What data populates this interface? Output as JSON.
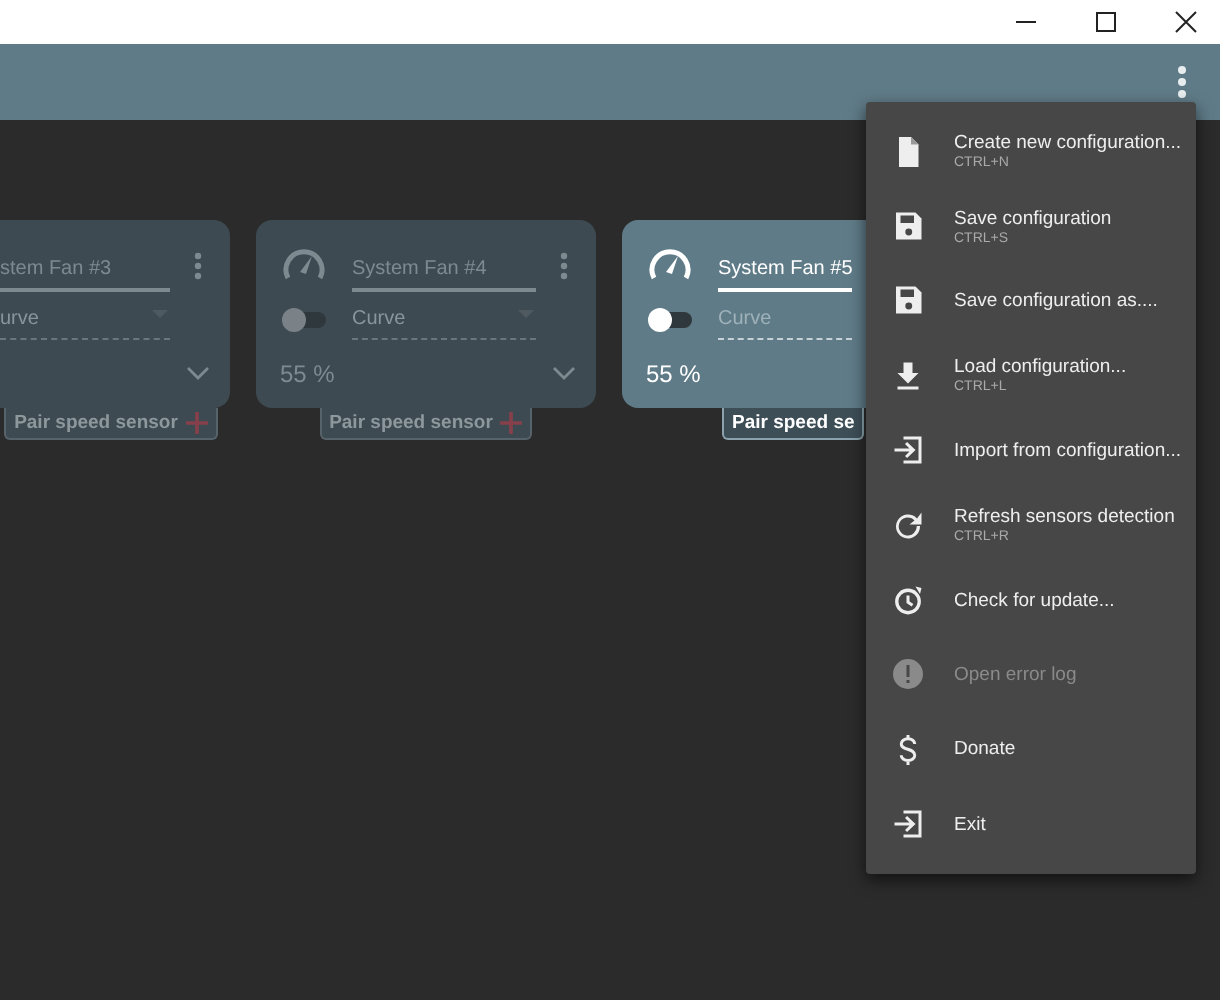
{
  "fans": [
    {
      "kind": "cut-left",
      "name": "stem Fan #3",
      "mode": "urve",
      "selected": false,
      "badge": "Pair speed sensor"
    },
    {
      "kind": "full",
      "name": "System Fan #4",
      "mode": "Curve",
      "selected": false,
      "percent": "55 %",
      "badge": "Pair speed sensor"
    },
    {
      "kind": "cut-right",
      "name": "System Fan #5",
      "mode": "Curve",
      "selected": true,
      "percent": "55 %",
      "badge": "Pair speed se"
    }
  ],
  "menu": [
    {
      "label": "Create new configuration...",
      "shortcut": "CTRL+N",
      "disabled": false
    },
    {
      "label": "Save configuration",
      "shortcut": "CTRL+S",
      "disabled": false
    },
    {
      "label": "Save configuration as....",
      "disabled": false
    },
    {
      "label": "Load configuration...",
      "shortcut": "CTRL+L",
      "disabled": false
    },
    {
      "label": "Import from configuration...",
      "disabled": false
    },
    {
      "label": "Refresh sensors detection",
      "shortcut": "CTRL+R",
      "disabled": false
    },
    {
      "label": "Check for update...",
      "disabled": false
    },
    {
      "label": "Open error log",
      "disabled": true
    },
    {
      "label": "Donate",
      "disabled": false
    },
    {
      "label": "Exit",
      "disabled": false
    }
  ]
}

+++++

Required work: Output the data exactly. Pictures don't belong in the result.

Problem solution:
What data populates this interface? Output as JSON.
{
  "fans": [
    {
      "kind": "cut-left",
      "name": "stem Fan #3",
      "mode": "urve",
      "selected": false,
      "badge": "Pair speed sensor"
    },
    {
      "kind": "full",
      "name": "System Fan #4",
      "mode": "Curve",
      "selected": false,
      "percent": "55 %",
      "badge": "Pair speed sensor"
    },
    {
      "kind": "cut-right",
      "name": "System Fan #5",
      "mode": "Curve",
      "selected": true,
      "percent": "55 %",
      "badge": "Pair speed se"
    }
  ],
  "menu": [
    {
      "label": "Create new configuration...",
      "shortcut": "CTRL+N",
      "disabled": false
    },
    {
      "label": "Save configuration",
      "shortcut": "CTRL+S",
      "disabled": false
    },
    {
      "label": "Save configuration as....",
      "disabled": false
    },
    {
      "label": "Load configuration...",
      "shortcut": "CTRL+L",
      "disabled": false
    },
    {
      "label": "Import from configuration...",
      "disabled": false
    },
    {
      "label": "Refresh sensors detection",
      "shortcut": "CTRL+R",
      "disabled": false
    },
    {
      "label": "Check for update...",
      "disabled": false
    },
    {
      "label": "Open error log",
      "disabled": true
    },
    {
      "label": "Donate",
      "disabled": false
    },
    {
      "label": "Exit",
      "disabled": false
    }
  ]
}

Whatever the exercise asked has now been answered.